--- Begin ---
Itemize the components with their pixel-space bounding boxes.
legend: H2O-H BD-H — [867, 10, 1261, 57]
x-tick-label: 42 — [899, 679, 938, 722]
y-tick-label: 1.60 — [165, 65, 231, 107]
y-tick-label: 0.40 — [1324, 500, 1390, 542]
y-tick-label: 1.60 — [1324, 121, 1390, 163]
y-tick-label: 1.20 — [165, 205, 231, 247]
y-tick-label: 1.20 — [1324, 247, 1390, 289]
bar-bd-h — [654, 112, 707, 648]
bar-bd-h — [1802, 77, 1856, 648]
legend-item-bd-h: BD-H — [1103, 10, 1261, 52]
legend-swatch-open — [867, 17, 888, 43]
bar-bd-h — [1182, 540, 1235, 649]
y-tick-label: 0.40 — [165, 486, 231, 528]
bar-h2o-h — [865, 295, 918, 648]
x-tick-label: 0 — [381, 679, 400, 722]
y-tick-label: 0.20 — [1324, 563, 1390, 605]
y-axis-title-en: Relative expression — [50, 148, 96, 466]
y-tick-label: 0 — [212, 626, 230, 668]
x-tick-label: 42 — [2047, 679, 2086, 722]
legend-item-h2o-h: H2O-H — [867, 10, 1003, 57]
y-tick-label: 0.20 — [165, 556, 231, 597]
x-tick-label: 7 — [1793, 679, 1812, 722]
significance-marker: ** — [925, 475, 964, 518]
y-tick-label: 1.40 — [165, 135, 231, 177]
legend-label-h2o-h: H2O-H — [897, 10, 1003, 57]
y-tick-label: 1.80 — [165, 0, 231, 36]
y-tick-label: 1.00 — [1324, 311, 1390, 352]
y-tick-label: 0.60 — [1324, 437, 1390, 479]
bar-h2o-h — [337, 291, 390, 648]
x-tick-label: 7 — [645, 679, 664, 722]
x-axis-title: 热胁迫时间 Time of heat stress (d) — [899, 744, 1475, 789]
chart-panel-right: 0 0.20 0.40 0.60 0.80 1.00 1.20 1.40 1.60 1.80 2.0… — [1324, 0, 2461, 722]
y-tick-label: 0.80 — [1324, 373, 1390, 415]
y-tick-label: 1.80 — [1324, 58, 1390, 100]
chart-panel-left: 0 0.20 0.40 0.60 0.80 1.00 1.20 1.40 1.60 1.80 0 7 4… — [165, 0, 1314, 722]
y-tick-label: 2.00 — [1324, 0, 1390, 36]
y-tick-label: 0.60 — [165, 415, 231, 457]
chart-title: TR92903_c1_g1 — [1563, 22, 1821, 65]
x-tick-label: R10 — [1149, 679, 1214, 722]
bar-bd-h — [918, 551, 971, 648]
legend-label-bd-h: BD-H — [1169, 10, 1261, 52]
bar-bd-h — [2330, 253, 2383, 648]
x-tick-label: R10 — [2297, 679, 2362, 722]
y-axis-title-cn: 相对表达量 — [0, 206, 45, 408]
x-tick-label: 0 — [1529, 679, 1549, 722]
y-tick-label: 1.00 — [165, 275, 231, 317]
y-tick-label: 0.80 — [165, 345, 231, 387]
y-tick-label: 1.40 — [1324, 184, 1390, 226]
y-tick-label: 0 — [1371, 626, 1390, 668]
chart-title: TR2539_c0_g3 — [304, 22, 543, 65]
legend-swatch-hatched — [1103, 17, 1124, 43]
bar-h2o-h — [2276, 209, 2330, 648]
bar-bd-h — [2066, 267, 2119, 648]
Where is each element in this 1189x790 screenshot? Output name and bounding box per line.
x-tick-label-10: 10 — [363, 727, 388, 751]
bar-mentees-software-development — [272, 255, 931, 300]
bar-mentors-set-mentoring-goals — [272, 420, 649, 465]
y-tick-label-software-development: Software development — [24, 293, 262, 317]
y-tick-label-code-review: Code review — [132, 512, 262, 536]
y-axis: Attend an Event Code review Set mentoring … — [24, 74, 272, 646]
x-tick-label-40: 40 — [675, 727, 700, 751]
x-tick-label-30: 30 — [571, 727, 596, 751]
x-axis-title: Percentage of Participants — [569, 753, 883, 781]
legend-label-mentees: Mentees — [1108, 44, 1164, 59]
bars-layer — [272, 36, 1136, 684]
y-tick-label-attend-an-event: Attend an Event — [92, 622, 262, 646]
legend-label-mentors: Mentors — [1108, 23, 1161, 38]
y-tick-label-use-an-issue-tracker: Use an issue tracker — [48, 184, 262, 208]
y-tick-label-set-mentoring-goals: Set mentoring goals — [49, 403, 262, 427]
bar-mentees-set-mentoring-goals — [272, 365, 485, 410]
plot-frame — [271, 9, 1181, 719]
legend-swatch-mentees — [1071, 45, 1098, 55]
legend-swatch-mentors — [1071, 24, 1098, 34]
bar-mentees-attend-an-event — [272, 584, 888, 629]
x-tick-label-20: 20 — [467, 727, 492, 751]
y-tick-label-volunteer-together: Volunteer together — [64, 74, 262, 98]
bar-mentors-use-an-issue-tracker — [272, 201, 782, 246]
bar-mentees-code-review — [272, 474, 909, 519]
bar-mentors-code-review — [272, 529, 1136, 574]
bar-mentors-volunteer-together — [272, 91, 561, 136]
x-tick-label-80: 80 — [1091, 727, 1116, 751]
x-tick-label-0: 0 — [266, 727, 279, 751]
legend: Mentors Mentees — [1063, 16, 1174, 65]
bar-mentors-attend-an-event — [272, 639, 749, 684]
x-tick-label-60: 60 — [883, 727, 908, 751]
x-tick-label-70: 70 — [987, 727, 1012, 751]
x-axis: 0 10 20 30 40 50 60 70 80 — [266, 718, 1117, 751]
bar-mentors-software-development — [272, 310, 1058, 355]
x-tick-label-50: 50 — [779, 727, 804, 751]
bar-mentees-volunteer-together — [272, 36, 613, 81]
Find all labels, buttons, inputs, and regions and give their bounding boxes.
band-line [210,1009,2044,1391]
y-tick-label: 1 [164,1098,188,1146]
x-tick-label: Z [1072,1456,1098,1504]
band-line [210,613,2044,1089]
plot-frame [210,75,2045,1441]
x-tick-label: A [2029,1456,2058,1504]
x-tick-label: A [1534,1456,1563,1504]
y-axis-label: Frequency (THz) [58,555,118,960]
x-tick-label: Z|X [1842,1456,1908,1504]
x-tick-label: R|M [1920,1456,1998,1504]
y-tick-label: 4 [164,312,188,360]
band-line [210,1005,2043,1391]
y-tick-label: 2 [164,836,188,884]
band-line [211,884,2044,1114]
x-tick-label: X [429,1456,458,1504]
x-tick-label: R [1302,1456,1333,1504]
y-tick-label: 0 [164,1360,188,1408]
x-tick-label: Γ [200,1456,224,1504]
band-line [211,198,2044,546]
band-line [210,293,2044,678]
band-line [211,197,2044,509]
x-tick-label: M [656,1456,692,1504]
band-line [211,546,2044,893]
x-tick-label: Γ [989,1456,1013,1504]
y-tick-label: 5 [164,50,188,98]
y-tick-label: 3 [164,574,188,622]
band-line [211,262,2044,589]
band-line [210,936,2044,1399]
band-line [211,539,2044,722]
--- End ---
Put the data from the first line through the line containing "y-tick-label: 0.40 — [1324, 500, 1390, 542]" into a Markdown table with the columns Row and Entry, numbering each line in Row and omitting any blank lines.

Result of this exercise:
| Row | Entry |
|---|---|
| 1 | Itemize the components with their pixel-space bounding boxes. |
| 2 | legend: H2O-H BD-H — [867, 10, 1261, 57] |
| 3 | x-tick-label: 42 — [899, 679, 938, 722] |
| 4 | y-tick-label: 1.60 — [165, 65, 231, 107] |
| 5 | y-tick-label: 0.40 — [1324, 500, 1390, 542] |